■ Exercise directions ■
Extract each line containing the string "Mboe".

>> Start Dataset records

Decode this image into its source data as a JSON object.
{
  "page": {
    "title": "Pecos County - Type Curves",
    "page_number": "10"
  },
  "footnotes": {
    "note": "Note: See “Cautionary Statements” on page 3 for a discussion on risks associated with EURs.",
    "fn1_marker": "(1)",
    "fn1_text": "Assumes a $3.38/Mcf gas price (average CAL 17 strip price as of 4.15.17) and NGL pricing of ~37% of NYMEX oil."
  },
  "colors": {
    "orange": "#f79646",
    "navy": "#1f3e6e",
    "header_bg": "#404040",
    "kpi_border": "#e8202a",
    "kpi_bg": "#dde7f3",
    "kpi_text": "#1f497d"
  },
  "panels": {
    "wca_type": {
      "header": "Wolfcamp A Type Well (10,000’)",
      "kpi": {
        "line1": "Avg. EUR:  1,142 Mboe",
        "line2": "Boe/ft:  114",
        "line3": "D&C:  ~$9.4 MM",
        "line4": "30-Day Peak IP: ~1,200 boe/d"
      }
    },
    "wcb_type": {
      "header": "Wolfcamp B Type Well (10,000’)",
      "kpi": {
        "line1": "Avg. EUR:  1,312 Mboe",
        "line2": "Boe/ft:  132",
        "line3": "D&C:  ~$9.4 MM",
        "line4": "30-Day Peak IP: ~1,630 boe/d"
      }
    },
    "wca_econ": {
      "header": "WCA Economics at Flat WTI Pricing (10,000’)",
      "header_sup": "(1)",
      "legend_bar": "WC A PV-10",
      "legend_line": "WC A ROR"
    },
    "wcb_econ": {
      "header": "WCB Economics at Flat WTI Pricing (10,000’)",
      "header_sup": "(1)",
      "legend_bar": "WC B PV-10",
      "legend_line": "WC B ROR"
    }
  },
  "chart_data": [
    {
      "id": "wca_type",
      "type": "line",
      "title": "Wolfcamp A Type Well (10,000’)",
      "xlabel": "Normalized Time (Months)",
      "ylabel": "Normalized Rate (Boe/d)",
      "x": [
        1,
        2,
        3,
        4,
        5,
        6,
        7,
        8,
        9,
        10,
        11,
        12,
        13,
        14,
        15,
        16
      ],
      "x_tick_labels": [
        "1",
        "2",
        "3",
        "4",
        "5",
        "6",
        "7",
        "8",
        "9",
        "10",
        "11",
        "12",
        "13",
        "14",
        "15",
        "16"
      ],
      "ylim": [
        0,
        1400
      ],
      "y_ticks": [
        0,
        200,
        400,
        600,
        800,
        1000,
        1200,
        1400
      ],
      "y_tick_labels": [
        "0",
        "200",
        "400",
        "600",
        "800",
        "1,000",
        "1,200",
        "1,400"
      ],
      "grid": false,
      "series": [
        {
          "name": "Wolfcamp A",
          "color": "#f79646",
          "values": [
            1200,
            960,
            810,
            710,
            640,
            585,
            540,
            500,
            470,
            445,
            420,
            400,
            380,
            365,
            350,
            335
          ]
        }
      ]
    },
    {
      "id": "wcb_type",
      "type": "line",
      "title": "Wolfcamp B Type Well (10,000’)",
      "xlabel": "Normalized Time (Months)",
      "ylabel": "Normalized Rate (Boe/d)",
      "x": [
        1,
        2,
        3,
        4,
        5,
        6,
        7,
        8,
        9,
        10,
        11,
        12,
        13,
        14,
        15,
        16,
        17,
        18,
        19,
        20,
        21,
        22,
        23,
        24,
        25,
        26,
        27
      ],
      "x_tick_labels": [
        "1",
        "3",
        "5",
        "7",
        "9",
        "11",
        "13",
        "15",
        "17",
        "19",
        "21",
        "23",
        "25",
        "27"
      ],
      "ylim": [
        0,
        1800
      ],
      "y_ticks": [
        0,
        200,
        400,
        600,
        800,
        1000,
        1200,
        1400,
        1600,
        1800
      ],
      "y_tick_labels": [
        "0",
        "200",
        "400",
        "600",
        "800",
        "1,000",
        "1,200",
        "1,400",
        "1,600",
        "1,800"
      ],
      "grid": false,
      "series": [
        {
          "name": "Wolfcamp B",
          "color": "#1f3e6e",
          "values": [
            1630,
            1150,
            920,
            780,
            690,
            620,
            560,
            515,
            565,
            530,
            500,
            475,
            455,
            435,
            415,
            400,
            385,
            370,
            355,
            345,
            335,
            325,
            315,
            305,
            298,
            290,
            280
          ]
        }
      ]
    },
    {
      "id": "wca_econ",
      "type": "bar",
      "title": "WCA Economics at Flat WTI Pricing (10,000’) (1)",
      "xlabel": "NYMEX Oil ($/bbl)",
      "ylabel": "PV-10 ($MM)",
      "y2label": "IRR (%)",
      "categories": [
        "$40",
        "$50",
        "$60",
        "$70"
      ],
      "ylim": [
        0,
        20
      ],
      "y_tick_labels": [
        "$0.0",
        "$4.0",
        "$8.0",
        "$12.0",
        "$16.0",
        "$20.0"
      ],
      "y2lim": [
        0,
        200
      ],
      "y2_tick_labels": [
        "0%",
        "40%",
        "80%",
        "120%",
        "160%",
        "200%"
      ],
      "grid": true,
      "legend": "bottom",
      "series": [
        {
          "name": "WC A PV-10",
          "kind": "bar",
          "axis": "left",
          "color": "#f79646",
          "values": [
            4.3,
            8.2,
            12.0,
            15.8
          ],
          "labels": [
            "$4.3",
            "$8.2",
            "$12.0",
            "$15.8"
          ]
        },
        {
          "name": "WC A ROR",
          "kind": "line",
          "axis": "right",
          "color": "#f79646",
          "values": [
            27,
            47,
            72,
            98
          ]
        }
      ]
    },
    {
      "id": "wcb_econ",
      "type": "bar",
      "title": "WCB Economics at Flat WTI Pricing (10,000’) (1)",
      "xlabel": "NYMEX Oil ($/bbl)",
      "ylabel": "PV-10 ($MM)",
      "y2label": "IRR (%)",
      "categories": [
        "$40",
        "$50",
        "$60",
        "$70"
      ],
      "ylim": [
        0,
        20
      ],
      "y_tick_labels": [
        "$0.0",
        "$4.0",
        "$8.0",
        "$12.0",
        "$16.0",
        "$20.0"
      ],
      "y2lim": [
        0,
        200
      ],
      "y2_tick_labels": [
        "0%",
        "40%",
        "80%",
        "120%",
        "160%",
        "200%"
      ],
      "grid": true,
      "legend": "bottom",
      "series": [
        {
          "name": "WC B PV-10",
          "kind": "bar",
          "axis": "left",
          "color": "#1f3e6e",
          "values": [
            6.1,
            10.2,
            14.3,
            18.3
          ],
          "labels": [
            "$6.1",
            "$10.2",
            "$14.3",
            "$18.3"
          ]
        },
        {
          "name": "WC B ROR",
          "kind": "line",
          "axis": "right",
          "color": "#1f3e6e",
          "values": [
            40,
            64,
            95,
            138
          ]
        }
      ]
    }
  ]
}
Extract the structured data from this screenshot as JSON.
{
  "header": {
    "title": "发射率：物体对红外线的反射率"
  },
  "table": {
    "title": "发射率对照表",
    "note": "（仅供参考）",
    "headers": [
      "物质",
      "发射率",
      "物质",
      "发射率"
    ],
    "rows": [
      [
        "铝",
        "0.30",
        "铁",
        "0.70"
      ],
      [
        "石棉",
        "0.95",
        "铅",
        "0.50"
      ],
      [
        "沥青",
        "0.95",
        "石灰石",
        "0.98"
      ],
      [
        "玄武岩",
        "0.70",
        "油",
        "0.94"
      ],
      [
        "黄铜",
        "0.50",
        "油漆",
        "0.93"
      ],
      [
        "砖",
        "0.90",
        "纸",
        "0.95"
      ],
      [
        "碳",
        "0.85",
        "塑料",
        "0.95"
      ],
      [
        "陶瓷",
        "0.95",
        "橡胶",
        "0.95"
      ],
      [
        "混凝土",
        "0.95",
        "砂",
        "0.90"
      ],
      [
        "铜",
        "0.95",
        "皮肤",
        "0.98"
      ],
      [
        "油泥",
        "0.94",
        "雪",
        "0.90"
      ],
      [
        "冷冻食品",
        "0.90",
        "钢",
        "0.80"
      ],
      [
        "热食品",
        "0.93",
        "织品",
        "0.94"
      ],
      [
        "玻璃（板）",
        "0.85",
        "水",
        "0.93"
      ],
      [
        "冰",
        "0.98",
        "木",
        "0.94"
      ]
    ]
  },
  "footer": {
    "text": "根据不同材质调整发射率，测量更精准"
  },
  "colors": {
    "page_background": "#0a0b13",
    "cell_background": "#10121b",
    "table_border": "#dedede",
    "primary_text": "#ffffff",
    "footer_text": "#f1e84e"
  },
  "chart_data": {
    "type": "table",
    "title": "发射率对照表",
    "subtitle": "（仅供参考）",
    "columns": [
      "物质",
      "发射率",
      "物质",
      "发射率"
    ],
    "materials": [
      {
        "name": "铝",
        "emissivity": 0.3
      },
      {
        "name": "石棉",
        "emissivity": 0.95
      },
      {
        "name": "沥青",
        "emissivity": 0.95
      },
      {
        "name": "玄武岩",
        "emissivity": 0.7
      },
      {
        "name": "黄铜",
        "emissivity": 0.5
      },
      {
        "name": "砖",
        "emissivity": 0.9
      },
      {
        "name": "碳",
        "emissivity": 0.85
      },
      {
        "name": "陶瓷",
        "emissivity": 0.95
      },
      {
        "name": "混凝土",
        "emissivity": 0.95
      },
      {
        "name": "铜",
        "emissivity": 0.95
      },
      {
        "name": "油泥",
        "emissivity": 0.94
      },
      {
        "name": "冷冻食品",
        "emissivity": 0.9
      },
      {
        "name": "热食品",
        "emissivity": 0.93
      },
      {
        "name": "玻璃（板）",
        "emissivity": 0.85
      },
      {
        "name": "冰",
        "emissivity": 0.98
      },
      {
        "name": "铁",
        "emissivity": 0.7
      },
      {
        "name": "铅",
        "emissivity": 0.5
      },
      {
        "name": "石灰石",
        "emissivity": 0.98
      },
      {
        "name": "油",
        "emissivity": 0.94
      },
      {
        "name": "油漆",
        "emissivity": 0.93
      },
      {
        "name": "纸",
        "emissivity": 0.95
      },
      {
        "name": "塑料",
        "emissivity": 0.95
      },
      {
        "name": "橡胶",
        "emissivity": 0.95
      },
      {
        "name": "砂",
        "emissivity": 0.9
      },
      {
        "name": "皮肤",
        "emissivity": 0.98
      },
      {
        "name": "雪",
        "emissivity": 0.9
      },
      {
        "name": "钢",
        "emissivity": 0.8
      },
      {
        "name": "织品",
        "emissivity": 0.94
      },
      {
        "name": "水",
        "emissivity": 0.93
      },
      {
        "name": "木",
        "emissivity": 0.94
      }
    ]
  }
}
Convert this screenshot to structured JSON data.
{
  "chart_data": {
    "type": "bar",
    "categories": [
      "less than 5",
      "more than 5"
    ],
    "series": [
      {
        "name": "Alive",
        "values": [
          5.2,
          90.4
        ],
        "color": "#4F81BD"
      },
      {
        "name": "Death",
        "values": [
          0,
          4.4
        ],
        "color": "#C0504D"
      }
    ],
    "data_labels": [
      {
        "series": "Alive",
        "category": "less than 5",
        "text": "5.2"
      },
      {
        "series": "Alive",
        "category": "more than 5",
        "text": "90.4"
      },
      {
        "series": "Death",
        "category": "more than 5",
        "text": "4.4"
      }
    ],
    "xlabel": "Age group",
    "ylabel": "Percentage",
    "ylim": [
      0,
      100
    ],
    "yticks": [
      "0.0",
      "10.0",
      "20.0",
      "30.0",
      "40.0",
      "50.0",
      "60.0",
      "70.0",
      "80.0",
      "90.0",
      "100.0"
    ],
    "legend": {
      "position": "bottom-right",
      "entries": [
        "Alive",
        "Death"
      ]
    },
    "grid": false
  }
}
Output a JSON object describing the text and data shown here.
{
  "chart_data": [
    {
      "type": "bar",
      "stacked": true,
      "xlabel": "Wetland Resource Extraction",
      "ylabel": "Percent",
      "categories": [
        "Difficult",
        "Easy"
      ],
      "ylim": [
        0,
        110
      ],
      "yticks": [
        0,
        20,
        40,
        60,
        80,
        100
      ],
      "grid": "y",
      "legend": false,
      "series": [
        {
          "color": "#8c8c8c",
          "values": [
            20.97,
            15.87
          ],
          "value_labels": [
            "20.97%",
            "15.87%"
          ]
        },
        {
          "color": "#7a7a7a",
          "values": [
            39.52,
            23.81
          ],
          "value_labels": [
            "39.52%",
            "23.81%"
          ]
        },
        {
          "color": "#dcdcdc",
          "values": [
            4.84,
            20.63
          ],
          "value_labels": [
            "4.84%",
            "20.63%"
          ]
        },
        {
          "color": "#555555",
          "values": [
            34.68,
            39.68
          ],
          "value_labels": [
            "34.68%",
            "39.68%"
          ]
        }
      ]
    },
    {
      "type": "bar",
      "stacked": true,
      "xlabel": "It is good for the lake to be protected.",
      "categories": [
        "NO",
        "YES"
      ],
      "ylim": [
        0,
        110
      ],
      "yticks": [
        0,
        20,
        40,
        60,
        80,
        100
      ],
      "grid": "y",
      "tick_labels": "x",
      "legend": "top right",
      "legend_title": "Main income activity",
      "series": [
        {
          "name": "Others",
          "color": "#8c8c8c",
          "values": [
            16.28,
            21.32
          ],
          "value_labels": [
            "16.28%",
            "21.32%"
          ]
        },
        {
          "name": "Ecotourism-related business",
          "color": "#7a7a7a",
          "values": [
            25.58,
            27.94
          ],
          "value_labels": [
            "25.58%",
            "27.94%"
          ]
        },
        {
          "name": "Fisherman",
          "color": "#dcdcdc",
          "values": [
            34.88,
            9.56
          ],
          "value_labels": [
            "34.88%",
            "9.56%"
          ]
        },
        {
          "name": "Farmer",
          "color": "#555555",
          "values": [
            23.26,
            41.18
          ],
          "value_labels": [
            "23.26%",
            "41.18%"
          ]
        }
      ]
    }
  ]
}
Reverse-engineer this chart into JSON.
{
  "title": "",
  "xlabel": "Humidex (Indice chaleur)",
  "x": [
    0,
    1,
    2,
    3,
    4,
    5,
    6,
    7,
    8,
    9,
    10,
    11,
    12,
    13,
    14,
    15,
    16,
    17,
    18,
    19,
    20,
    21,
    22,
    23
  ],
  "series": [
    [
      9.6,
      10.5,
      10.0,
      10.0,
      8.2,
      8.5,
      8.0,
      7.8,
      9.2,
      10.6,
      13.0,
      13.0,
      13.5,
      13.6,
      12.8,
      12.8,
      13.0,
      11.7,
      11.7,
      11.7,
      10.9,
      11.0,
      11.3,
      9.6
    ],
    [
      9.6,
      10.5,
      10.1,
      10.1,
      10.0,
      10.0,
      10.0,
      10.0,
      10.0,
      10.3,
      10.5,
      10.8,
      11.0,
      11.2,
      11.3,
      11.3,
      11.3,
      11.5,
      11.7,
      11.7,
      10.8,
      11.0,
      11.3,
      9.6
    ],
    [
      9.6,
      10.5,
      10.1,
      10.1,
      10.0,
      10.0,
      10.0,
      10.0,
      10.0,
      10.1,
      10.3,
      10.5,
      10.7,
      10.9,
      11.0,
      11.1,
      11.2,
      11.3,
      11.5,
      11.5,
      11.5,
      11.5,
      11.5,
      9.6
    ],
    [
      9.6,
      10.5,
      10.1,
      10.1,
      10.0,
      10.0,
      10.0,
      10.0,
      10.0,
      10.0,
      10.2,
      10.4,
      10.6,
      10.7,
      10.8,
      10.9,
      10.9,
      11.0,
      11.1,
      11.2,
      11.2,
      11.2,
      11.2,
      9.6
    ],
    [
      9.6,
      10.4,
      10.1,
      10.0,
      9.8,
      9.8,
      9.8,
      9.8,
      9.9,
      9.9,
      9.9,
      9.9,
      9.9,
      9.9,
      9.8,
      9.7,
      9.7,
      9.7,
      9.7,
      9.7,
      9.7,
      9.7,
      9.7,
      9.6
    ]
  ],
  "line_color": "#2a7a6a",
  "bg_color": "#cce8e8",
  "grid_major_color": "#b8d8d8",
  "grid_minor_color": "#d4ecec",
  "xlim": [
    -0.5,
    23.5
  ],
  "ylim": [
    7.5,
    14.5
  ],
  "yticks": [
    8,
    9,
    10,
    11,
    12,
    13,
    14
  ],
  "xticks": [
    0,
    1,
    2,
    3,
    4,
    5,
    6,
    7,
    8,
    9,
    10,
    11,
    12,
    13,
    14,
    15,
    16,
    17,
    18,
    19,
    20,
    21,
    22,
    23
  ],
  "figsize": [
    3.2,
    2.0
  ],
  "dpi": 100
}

>> End Dataset records

■ Written answer ■
        "line1": "Avg. EUR:  1,142 Mboe",
        "line1": "Avg. EUR:  1,312 Mboe",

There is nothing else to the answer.